■ REQUIREMENT
Pick out the lines below that include the string "alternate".
- - -
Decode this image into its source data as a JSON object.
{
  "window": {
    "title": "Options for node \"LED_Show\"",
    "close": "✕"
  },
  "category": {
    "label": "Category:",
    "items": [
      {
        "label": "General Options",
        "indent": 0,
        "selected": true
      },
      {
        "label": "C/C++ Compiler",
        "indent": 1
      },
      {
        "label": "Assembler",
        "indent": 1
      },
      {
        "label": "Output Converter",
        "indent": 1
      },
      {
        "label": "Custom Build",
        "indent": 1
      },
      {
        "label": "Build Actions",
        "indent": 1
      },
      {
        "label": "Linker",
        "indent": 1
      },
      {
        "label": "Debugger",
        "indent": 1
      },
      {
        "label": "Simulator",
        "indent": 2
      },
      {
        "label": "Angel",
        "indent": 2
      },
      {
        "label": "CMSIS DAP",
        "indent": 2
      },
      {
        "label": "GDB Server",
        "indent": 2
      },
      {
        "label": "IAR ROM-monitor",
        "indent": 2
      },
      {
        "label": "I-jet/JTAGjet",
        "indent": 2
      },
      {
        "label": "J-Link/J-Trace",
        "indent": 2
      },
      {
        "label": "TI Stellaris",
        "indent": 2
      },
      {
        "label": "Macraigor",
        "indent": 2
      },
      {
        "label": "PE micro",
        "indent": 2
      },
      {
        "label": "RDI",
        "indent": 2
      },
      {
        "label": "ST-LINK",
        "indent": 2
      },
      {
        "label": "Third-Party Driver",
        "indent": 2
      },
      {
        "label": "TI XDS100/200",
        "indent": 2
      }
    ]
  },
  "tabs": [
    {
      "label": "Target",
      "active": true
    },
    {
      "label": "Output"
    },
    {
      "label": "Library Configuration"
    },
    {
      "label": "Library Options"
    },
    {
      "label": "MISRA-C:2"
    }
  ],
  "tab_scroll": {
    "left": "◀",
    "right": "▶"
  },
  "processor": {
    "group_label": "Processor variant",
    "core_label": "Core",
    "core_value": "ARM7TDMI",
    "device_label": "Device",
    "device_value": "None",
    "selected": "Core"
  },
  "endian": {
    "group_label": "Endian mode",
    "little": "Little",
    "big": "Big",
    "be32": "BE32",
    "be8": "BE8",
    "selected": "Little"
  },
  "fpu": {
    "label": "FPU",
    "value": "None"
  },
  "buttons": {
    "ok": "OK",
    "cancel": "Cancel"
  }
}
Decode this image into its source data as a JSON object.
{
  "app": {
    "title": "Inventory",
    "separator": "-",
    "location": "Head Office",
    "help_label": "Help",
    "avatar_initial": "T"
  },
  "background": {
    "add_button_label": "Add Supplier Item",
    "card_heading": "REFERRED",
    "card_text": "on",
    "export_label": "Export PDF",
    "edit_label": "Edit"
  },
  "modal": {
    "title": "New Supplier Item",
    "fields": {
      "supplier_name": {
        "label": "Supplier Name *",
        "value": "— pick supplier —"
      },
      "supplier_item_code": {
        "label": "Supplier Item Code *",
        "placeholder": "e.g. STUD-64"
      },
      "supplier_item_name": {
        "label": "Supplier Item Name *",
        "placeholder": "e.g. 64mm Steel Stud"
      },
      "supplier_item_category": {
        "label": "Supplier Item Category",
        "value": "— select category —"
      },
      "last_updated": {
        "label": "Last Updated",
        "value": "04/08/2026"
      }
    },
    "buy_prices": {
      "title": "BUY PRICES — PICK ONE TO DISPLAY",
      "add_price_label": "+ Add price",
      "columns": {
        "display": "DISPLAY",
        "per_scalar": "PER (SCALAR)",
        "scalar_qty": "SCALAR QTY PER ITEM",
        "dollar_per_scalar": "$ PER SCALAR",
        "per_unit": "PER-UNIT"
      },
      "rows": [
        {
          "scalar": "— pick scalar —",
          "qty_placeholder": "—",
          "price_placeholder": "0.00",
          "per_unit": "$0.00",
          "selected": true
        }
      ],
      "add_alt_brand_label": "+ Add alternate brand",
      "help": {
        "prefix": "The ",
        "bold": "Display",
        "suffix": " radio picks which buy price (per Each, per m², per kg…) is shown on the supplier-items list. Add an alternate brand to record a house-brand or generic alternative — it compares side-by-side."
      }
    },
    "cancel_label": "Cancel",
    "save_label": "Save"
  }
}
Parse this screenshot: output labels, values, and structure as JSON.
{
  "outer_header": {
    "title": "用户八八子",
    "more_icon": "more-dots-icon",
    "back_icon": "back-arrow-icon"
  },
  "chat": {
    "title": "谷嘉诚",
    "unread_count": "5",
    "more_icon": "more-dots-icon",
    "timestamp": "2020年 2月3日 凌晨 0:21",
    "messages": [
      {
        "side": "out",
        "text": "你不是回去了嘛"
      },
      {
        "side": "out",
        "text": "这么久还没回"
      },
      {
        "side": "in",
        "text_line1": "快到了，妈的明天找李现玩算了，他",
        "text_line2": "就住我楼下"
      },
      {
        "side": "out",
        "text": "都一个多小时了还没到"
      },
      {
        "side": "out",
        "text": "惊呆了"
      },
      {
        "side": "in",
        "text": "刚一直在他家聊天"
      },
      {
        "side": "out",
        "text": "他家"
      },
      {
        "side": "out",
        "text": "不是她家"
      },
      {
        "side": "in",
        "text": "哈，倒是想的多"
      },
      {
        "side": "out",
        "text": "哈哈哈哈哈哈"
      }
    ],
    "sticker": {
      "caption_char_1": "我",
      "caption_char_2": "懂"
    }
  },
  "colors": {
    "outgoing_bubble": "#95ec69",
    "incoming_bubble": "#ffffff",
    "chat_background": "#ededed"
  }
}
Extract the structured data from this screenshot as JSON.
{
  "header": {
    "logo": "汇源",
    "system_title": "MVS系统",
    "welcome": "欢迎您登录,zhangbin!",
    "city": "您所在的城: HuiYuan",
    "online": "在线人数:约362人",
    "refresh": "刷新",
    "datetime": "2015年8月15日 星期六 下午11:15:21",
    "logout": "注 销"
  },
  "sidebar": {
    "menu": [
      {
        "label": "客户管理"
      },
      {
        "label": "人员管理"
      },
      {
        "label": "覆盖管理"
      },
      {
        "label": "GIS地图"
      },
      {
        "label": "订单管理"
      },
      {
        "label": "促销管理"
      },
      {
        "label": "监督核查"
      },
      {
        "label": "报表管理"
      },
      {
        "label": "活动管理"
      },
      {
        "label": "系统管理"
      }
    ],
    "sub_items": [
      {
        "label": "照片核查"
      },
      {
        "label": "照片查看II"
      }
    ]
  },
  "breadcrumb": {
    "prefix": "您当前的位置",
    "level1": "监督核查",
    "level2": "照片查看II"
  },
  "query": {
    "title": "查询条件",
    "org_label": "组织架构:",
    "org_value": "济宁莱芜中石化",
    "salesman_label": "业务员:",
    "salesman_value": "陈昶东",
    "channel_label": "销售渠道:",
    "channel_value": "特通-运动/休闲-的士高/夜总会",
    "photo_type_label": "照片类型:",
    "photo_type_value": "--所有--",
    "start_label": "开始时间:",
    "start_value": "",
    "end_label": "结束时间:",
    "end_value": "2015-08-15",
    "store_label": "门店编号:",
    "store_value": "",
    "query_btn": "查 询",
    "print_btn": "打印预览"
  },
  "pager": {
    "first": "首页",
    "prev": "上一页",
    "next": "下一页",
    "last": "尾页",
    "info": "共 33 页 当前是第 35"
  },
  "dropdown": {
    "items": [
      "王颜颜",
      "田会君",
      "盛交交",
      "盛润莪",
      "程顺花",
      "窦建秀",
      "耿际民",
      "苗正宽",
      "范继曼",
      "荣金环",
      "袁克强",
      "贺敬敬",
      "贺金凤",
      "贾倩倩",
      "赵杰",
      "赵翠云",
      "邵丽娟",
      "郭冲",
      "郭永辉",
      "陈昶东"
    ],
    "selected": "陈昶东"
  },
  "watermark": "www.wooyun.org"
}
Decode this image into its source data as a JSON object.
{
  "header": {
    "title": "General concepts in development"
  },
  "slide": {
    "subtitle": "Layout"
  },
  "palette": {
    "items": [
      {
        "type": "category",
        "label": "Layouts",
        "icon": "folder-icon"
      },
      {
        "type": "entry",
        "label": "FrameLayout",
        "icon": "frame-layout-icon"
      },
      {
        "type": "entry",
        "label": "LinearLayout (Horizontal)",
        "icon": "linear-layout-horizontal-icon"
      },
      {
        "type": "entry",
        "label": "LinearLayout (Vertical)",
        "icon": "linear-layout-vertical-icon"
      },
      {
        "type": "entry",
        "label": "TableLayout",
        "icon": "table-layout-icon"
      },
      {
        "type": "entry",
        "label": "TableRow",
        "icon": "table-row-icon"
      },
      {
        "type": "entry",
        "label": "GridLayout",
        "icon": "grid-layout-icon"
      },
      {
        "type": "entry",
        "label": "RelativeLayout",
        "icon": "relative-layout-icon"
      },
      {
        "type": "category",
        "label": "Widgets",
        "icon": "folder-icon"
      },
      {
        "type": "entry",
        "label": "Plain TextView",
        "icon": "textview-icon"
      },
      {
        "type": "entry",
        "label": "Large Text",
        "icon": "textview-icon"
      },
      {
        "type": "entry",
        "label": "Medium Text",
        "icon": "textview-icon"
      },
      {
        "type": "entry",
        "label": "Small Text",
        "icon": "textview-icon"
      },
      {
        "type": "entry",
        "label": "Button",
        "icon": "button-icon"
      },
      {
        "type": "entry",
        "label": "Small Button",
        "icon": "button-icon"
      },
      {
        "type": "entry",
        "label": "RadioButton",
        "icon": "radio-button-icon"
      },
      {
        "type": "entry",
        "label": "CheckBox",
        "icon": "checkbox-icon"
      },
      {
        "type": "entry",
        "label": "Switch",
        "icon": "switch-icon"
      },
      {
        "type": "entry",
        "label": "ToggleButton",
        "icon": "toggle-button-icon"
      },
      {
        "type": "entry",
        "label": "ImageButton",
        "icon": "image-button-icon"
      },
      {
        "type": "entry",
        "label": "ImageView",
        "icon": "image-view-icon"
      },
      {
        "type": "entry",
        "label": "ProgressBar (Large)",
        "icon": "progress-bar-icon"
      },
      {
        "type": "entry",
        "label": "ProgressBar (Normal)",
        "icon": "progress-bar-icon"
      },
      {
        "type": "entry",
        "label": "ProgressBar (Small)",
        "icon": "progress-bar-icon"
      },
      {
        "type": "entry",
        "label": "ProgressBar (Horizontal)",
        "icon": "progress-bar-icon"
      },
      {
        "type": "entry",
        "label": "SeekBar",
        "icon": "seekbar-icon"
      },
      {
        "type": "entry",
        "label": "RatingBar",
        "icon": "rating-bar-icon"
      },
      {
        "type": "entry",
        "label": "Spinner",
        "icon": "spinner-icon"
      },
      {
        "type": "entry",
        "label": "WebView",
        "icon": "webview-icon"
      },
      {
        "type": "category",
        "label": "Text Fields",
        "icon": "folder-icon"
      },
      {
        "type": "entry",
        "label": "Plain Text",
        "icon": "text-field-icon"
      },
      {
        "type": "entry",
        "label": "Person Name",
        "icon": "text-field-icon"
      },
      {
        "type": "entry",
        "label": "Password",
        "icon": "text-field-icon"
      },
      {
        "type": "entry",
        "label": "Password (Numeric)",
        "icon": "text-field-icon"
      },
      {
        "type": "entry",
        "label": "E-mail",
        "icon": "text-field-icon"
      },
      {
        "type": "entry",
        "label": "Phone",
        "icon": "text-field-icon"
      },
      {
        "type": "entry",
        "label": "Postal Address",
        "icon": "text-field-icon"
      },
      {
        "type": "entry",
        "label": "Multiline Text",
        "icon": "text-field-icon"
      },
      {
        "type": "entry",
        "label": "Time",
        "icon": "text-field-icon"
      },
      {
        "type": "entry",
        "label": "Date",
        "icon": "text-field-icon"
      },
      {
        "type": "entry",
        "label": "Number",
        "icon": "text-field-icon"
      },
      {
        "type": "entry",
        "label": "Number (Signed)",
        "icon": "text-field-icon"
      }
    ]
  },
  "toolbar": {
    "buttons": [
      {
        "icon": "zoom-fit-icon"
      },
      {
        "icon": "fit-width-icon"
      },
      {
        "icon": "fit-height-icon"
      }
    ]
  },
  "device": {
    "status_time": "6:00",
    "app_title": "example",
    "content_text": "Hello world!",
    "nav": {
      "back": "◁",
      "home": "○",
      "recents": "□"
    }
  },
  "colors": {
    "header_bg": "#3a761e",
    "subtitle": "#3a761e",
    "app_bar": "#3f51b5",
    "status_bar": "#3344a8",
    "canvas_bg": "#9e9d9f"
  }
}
- - -
■ SOLUTION
      "add_alt_brand_label": "+ Add alternate brand",
        "suffix": " radio picks which buy price (per Each, per m², per kg…) is shown on the supplier-items list. Add an alternate brand to record a house-brand or generic alternative — it compares side-by-side."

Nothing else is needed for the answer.